* [WHAT YOU WILL DO] In the entries below, how many lines hold the string "dans"? Give only the number.

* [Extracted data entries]
● ● ● ● ●

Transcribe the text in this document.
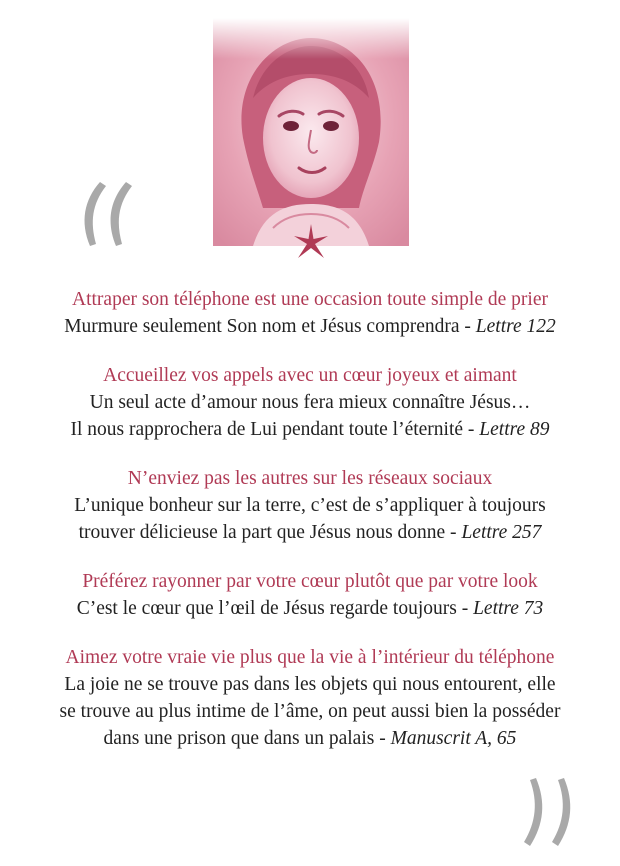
Attraper son téléphone est une occasion toute simple de prier

Murmure seulement Son nom et Jésus comprendra - Lettre 122

Accueillez vos appels avec un cœur joyeux et aimant

Un seul acte d’amour nous fera mieux connaître Jésus…

Il nous rapprochera de Lui pendant toute l’éternité - Lettre 89

N’enviez pas les autres sur les réseaux sociaux

L’unique bonheur sur la terre, c’est de s’appliquer à toujours

trouver délicieuse la part que Jésus nous donne - Lettre 257

Préférez rayonner par votre cœur plutôt que par votre look

C’est le cœur que l’œil de Jésus regarde toujours - Lettre 73

Aimez votre vraie vie plus que la vie à l’intérieur du téléphone

La joie ne se trouve pas dans les objets qui nous entourent, elle

se trouve au plus intime de l’âme, on peut aussi bien la posséder

dans une prison que dans un palais - Manuscrit A, 65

● ● ● ● ●

* [REPLY TO THE TASK] 2